-- begin Material shown --

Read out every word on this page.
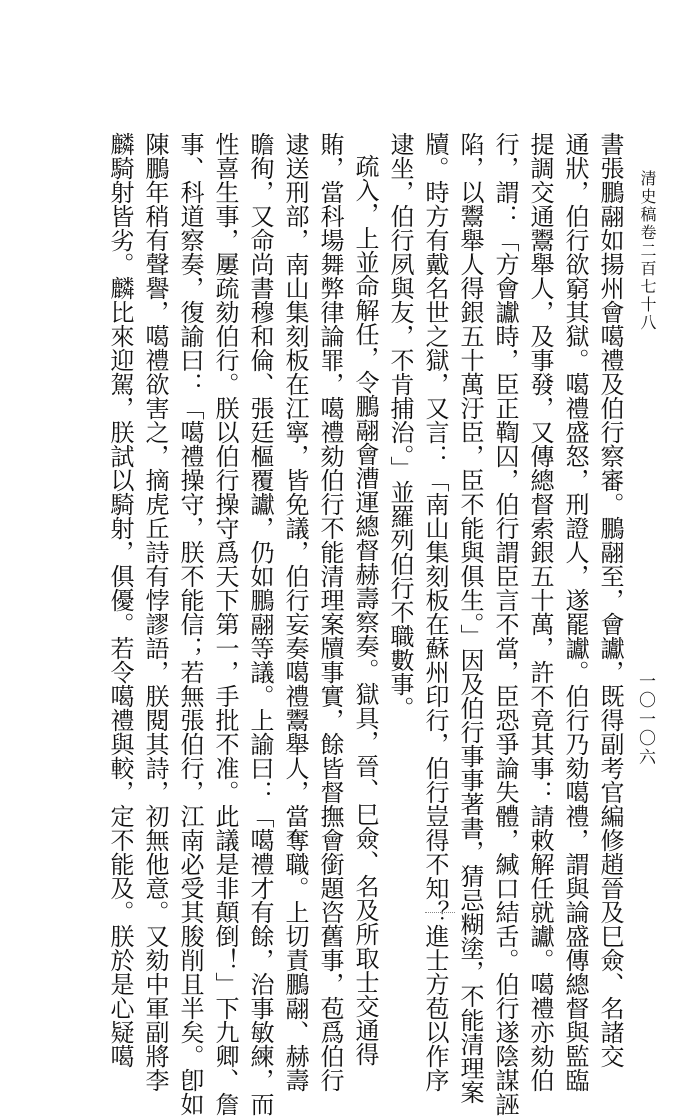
清史稿卷二百七十八
一〇一〇六
書張鵬翮如揚州會噶禮及伯行察審。鵬翮至，會讞，既得副考官編修趙晉及巳僉、名諸交
通狀，伯行欲窮其獄。噶禮盛怒，刑證人，遂罷讞。伯行乃劾噶禮，謂與論盛傳總督與監臨
提調交通鬻舉人，及事發，又傳總督索銀五十萬，許不竟其事：請敕解任就讞。噶禮亦劾伯
行，謂：「方會讞時，臣正鞫囚，伯行謂臣言不當，臣恐爭論失體，緘口結舌。伯行遂陰謀誣
陷，以鬻舉人得銀五十萬汙臣，臣不能與俱生。」因及伯行事事著書，猜忌糊塗，不能清理案
牘。時方有戴名世之獄，又言：「南山集刻板在蘇州印行，伯行豈得不知？進士方苞以作序
逮坐，伯行夙與友，不肯捕治。」並羅列伯行不職數事。
疏入，上並命解任，令鵬翮會漕運總督赫壽察奏。獄具，晉、巳僉、名及所取士交通得
賄，當科場舞弊律論罪，噶禮劾伯行不能清理案牘事實，餘皆督撫會銜題咨舊事，苞爲伯行
逮送刑部，南山集刻板在江寧，皆免議，伯行妄奏噶禮鬻舉人，當奪職。上切責鵬翮、赫壽
瞻徇，又命尚書穆和倫、張廷樞覆讞，仍如鵬翮等議。上諭曰：「噶禮才有餘，治事敏練，而
性喜生事，屢疏劾伯行。朕以伯行操守爲天下第一，手批不准。此議是非顛倒！」下九卿、詹
事、科道察奏，復諭曰：「噶禮操守，朕不能信；若無張伯行，江南必受其朘削且半矣。卽如
陳鵬年稍有聲譽，噶禮欲害之，摘虎丘詩有悖謬語，朕閱其詩，初無他意。又劾中軍副將李
麟騎射皆劣。麟比來迎駕，朕試以騎射，俱優。若令噶禮與較，定不能及。朕於是心疑噶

-- end Material shown --

Task prompt = Repeat all the data as it stands, dropping any images it holds.

Task output =
Read out every word on this page.
清史稿卷二百七十八
一〇一〇六
書張鵬翮如揚州會噶禮及伯行察審。鵬翮至，會讞，既得副考官編修趙晉及巳僉、名諸交
通狀，伯行欲窮其獄。噶禮盛怒，刑證人，遂罷讞。伯行乃劾噶禮，謂與論盛傳總督與監臨
提調交通鬻舉人，及事發，又傳總督索銀五十萬，許不竟其事：請敕解任就讞。噶禮亦劾伯
行，謂：「方會讞時，臣正鞫囚，伯行謂臣言不當，臣恐爭論失體，緘口結舌。伯行遂陰謀誣
陷，以鬻舉人得銀五十萬汙臣，臣不能與俱生。」因及伯行事事著書，猜忌糊塗，不能清理案
牘。時方有戴名世之獄，又言：「南山集刻板在蘇州印行，伯行豈得不知？進士方苞以作序
逮坐，伯行夙與友，不肯捕治。」並羅列伯行不職數事。
疏入，上並命解任，令鵬翮會漕運總督赫壽察奏。獄具，晉、巳僉、名及所取士交通得
賄，當科場舞弊律論罪，噶禮劾伯行不能清理案牘事實，餘皆督撫會銜題咨舊事，苞爲伯行
逮送刑部，南山集刻板在江寧，皆免議，伯行妄奏噶禮鬻舉人，當奪職。上切責鵬翮、赫壽
瞻徇，又命尚書穆和倫、張廷樞覆讞，仍如鵬翮等議。上諭曰：「噶禮才有餘，治事敏練，而
性喜生事，屢疏劾伯行。朕以伯行操守爲天下第一，手批不准。此議是非顛倒！」下九卿、詹
事、科道察奏，復諭曰：「噶禮操守，朕不能信；若無張伯行，江南必受其朘削且半矣。卽如
陳鵬年稍有聲譽，噶禮欲害之，摘虎丘詩有悖謬語，朕閱其詩，初無他意。又劾中軍副將李
麟騎射皆劣。麟比來迎駕，朕試以騎射，俱優。若令噶禮與較，定不能及。朕於是心疑噶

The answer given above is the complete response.